::: MATERIAL PROVIDED :::

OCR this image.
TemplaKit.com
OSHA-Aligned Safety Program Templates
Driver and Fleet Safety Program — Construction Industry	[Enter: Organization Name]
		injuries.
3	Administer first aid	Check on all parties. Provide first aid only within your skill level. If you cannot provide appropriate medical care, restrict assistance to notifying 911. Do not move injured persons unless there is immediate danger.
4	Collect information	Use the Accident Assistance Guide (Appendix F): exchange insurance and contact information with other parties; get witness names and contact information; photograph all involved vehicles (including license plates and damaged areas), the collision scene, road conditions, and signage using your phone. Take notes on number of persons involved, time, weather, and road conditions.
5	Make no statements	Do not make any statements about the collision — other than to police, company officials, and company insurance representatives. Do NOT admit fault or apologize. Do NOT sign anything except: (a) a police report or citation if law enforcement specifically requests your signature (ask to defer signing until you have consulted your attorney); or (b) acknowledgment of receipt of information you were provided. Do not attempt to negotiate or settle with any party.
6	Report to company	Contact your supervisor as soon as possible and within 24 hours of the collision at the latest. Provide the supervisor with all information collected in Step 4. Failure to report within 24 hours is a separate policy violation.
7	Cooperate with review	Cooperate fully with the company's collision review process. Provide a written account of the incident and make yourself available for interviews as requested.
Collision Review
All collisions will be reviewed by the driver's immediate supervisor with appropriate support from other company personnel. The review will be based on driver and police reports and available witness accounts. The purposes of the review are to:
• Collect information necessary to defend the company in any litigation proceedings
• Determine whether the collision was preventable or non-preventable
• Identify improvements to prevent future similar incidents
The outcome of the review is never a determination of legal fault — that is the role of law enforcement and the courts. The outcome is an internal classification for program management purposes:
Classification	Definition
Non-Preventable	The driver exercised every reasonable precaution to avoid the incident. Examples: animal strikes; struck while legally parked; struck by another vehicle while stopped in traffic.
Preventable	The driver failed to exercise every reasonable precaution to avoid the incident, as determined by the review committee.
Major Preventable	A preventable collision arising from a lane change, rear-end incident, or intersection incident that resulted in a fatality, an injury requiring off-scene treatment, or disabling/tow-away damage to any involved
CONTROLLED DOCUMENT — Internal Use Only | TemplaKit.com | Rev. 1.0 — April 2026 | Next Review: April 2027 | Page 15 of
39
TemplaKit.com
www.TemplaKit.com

:::

| OBJECTIVE |
Copy each line above that contains the string "reasonable".

| CORRECT OUTPUT |
Non-Preventable	The driver exercised every reasonable precaution to avoid the incident. Examples: animal strikes; struck while legally parked; struck by another vehicle while stopped in traffic.
Preventable	The driver failed to exercise every reasonable precaution to avoid the incident, as determined by the review committee.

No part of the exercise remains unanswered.